GIVEN PROBLEM:
Copy every line from the material below that holds "true".

## Begin DATA IN THIS EXERCISE

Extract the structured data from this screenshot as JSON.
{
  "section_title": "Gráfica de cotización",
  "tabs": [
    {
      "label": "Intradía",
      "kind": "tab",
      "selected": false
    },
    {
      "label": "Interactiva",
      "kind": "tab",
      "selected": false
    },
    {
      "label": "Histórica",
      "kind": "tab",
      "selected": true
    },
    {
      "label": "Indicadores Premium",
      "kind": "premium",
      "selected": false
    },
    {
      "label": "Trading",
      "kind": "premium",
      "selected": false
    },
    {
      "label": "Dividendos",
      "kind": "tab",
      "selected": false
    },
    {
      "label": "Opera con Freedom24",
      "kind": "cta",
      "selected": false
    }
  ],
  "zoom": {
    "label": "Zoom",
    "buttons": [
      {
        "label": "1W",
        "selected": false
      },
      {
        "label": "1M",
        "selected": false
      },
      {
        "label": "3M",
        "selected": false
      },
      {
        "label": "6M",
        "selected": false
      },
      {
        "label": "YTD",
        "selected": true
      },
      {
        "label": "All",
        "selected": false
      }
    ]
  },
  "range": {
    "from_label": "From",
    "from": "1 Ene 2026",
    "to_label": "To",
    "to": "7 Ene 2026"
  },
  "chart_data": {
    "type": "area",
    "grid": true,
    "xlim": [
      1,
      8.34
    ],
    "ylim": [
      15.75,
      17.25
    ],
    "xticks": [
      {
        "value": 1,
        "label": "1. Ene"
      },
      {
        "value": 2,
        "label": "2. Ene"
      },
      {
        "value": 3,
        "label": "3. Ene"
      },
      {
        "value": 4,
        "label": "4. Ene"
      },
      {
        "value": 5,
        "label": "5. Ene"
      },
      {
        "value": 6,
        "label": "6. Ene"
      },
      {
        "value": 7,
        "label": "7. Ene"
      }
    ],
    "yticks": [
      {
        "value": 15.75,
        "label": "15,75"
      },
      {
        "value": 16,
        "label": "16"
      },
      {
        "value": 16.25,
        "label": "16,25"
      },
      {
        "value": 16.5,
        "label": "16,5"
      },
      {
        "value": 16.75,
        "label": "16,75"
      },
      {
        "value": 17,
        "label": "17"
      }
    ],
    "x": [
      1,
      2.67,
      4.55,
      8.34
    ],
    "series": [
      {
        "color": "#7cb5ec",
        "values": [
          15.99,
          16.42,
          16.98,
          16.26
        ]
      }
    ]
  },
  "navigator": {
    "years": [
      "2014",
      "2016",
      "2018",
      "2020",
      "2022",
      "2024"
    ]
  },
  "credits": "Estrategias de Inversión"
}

## End DATA IN THIS EXERCISE

SOLUTION:
      "selected": true
        "selected": true
    "grid": true,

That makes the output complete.